Tally up the lines carrying the string "View" and respond with only the resulting number.

*DATA PROVIDED*.
Start
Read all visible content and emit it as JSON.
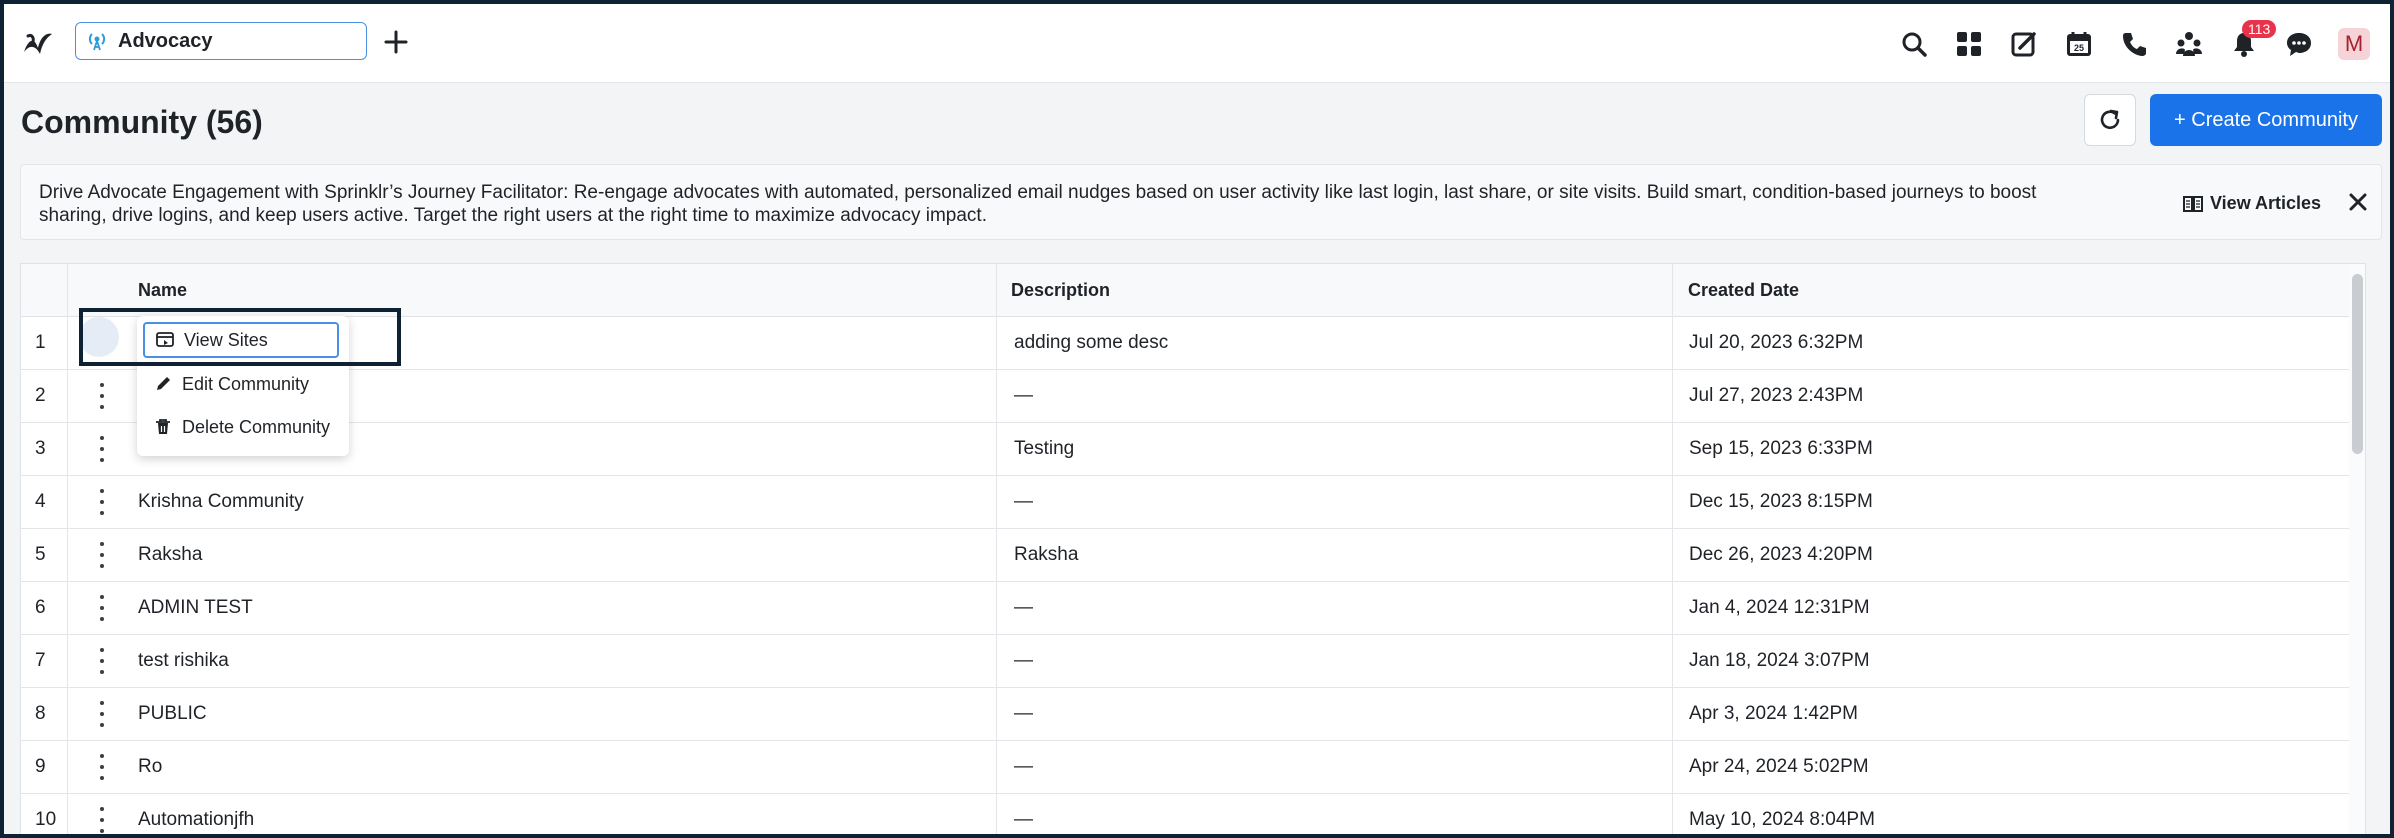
{
  "topbar": {
    "tab_label": "Advocacy",
    "notification_count": "113",
    "avatar_letter": "M"
  },
  "header": {
    "title": "Community (56)",
    "create_label": "+ Create Community"
  },
  "banner": {
    "text": "Drive Advocate Engagement with Sprinklr’s Journey Facilitator: Re-engage advocates with automated, personalized email nudges based on user activity like last login, last share, or site visits. Build smart, condition-based journeys to boost sharing, drive logins, and keep users active. Target the right users at the right time to maximize advocacy impact.",
    "view_articles_label": "View Articles"
  },
  "table": {
    "columns": [
      "Name",
      "Description",
      "Created Date"
    ],
    "rows": [
      {
        "num": "1",
        "name": "",
        "description": "adding some desc",
        "created": "Jul 20, 2023 6:32PM"
      },
      {
        "num": "2",
        "name": "",
        "description": "—",
        "created": "Jul 27, 2023 2:43PM"
      },
      {
        "num": "3",
        "name": "",
        "description": "Testing",
        "created": "Sep 15, 2023 6:33PM"
      },
      {
        "num": "4",
        "name": "Krishna Community",
        "description": "—",
        "created": "Dec 15, 2023 8:15PM"
      },
      {
        "num": "5",
        "name": "Raksha",
        "description": "Raksha",
        "created": "Dec 26, 2023 4:20PM"
      },
      {
        "num": "6",
        "name": "ADMIN TEST",
        "description": "—",
        "created": "Jan 4, 2024 12:31PM"
      },
      {
        "num": "7",
        "name": "test rishika",
        "description": "—",
        "created": "Jan 18, 2024 3:07PM"
      },
      {
        "num": "8",
        "name": "PUBLIC",
        "description": "—",
        "created": "Apr 3, 2024 1:42PM"
      },
      {
        "num": "9",
        "name": "Ro",
        "description": "—",
        "created": "Apr 24, 2024 5:02PM"
      },
      {
        "num": "10",
        "name": "Automationjfh",
        "description": "—",
        "created": "May 10, 2024 8:04PM"
      }
    ]
  },
  "menu": {
    "items": [
      "View Sites",
      "Edit Community",
      "Delete Community"
    ]
  },
  "colors": {
    "accent": "#1a73e8",
    "badge": "#e8334a"
  }
}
End
*FINAL RESULT*. 2